Problem details: Identify the lines containing the word "основании". Copy each one.

[Data entries]

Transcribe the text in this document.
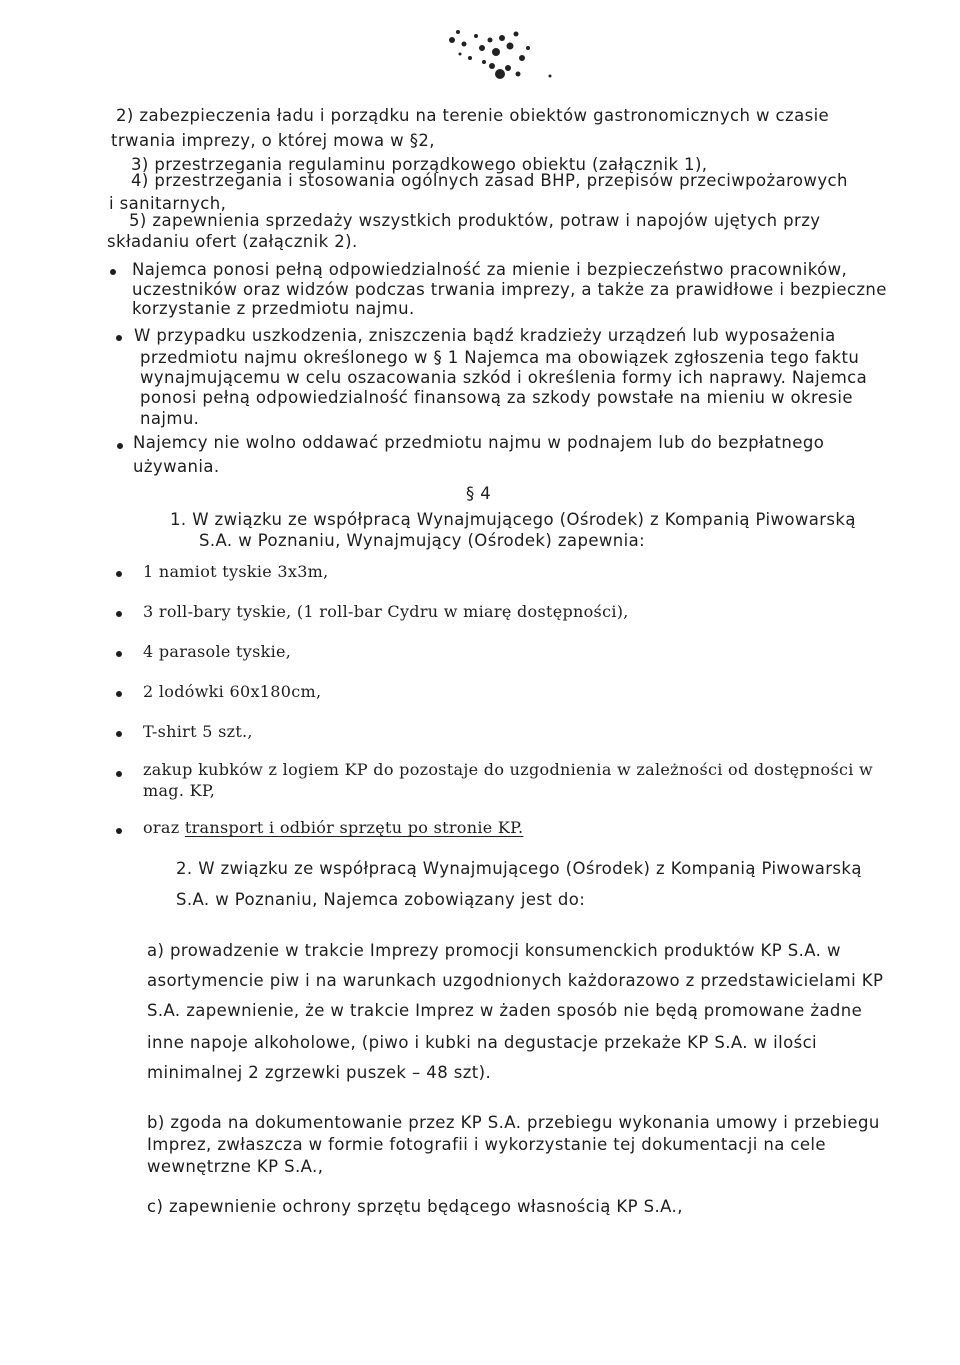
2) zabezpieczenia ładu i porządku na terenie obiektów gastronomicznych w czasie
trwania imprezy, o której mowa w §2,
3) przestrzegania regulaminu porządkowego obiektu (załącznik 1),
4) przestrzegania i stosowania ogólnych zasad BHP, przepisów przeciwpożarowych
i sanitarnych,
5) zapewnienia sprzedaży wszystkich produktów, potraw i napojów ujętych przy
składaniu ofert (załącznik 2).
Najemca ponosi pełną odpowiedzialność za mienie i bezpieczeństwo pracowników,
uczestników oraz widzów podczas trwania imprezy, a także za prawidłowe i bezpieczne
korzystanie z przedmiotu najmu.
W przypadku uszkodzenia, zniszczenia bądź kradzieży urządzeń lub wyposażenia
przedmiotu najmu określonego w § 1 Najemca ma obowiązek zgłoszenia tego faktu
wynajmującemu w celu oszacowania szkód i określenia formy ich naprawy. Najemca
ponosi pełną odpowiedzialność finansową za szkody powstałe na mieniu w okresie
najmu.
Najemcy nie wolno oddawać przedmiotu najmu w podnajem lub do bezpłatnego
używania.
§ 4
1. W związku ze współpracą Wynajmującego (Ośrodek) z Kompanią Piwowarską
S.A. w Poznaniu, Wynajmujący (Ośrodek) zapewnia:
1 namiot tyskie 3x3m,
3 roll-bary tyskie, (1 roll-bar Cydru w miarę dostępności),
4 parasole tyskie,
2 lodówki 60x180cm,
T-shirt 5 szt.,
zakup kubków z logiem KP do pozostaje do uzgodnienia w zależności od dostępności w
mag. KP,
oraz transport i odbiór sprzętu po stronie KP.
2. W związku ze współpracą Wynajmującego (Ośrodek) z Kompanią Piwowarską
S.A. w Poznaniu, Najemca zobowiązany jest do:
a) prowadzenie w trakcie Imprezy promocji konsumenckich produktów KP S.A. w
asortymencie piw i na warunkach uzgodnionych każdorazowo z przedstawicielami KP
S.A. zapewnienie, że w trakcie Imprez w żaden sposób nie będą promowane żadne
inne napoje alkoholowe, (piwo i kubki na degustacje przekaże KP S.A. w ilości
minimalnej 2 zgrzewki puszek – 48 szt).
b) zgoda na dokumentowanie przez KP S.A. przebiegu wykonania umowy i przebiegu
Imprez, zwłaszcza w formie fotografii i wykorzystanie tej dokumentacji na cele
wewnętrzne KP S.A.,
c) zapewnienie ochrony sprzętu będącego własnością KP S.A.,
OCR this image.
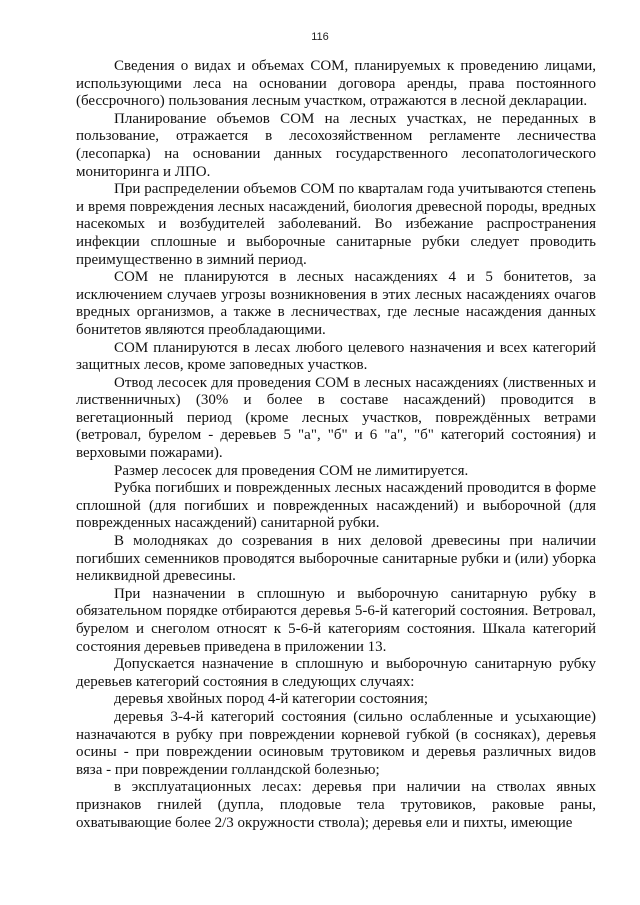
116

Сведения о видах и объемах СОМ, планируемых к проведению лицами, использующими леса на основании договора аренды, права постоянного (бессрочного) пользования лесным участком, отражаются в лесной декларации.

Планирование объемов СОМ на лесных участках, не переданных в пользование, отражается в лесохозяйственном регламенте лесничества (лесопарка) на основании данных государственного лесопатологического мониторинга и ЛПО.

При распределении объемов СОМ по кварталам года учитываются степень и время повреждения лесных насаждений, биология древесной породы, вредных насекомых и возбудителей заболеваний. Во избежание распространения инфекции сплошные и выборочные санитарные рубки следует проводить преимущественно в зимний период.

СОМ не планируются в лесных насаждениях 4 и 5 бонитетов, за исключением случаев угрозы возникновения в этих лесных насаждениях очагов вредных организмов, а также в лесничествах, где лесные насаждения данных бонитетов являются преобладающими.

СОМ планируются в лесах любого целевого назначения и всех категорий защитных лесов, кроме заповедных участков.

Отвод лесосек для проведения СОМ в лесных насаждениях (лиственных и лиственничных) (30% и более в составе насаждений) проводится в вегетационный период (кроме лесных участков, повреждённых ветрами (ветровал, бурелом - деревьев 5 "а", "б" и 6 "а", "б" категорий состояния) и верховыми пожарами).

Размер лесосек для проведения СОМ не лимитируется.

Рубка погибших и поврежденных лесных насаждений проводится в форме сплошной (для погибших и поврежденных насаждений) и выборочной (для поврежденных насаждений) санитарной рубки.

В молодняках до созревания в них деловой древесины при наличии погибших семенников проводятся выборочные санитарные рубки и (или) уборка неликвидной древесины.

При назначении в сплошную и выборочную санитарную рубку в обязательном порядке отбираются деревья 5-6-й категорий состояния. Ветровал, бурелом и снеголом относят к 5-6-й категориям состояния. Шкала категорий состояния деревьев приведена в приложении 13.

Допускается назначение в сплошную и выборочную санитарную рубку деревьев категорий состояния в следующих случаях:

деревья хвойных пород 4-й категории состояния;

деревья 3-4-й категорий состояния (сильно ослабленные и усыхающие) назначаются в рубку при повреждении корневой губкой (в сосняках), деревья осины - при повреждении осиновым трутовиком и деревья различных видов вяза - при повреждении голландской болезнью;

в эксплуатационных лесах: деревья при наличии на стволах явных признаков гнилей (дупла, плодовые тела трутовиков, раковые раны, охватывающие более 2/3 окружности ствола); деревья ели и пихты, имеющие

Final result:
Сведения о видах и объемах СОМ, планируемых к проведению лицами, использующими леса на основании договора аренды, права постоянного (бессрочного) пользования лесным участком, отражаются в лесной декларации.
Планирование объемов СОМ на лесных участках, не переданных в пользование, отражается в лесохозяйственном регламенте лесничества (лесопарка) на основании данных государственного лесопатологического мониторинга и ЛПО.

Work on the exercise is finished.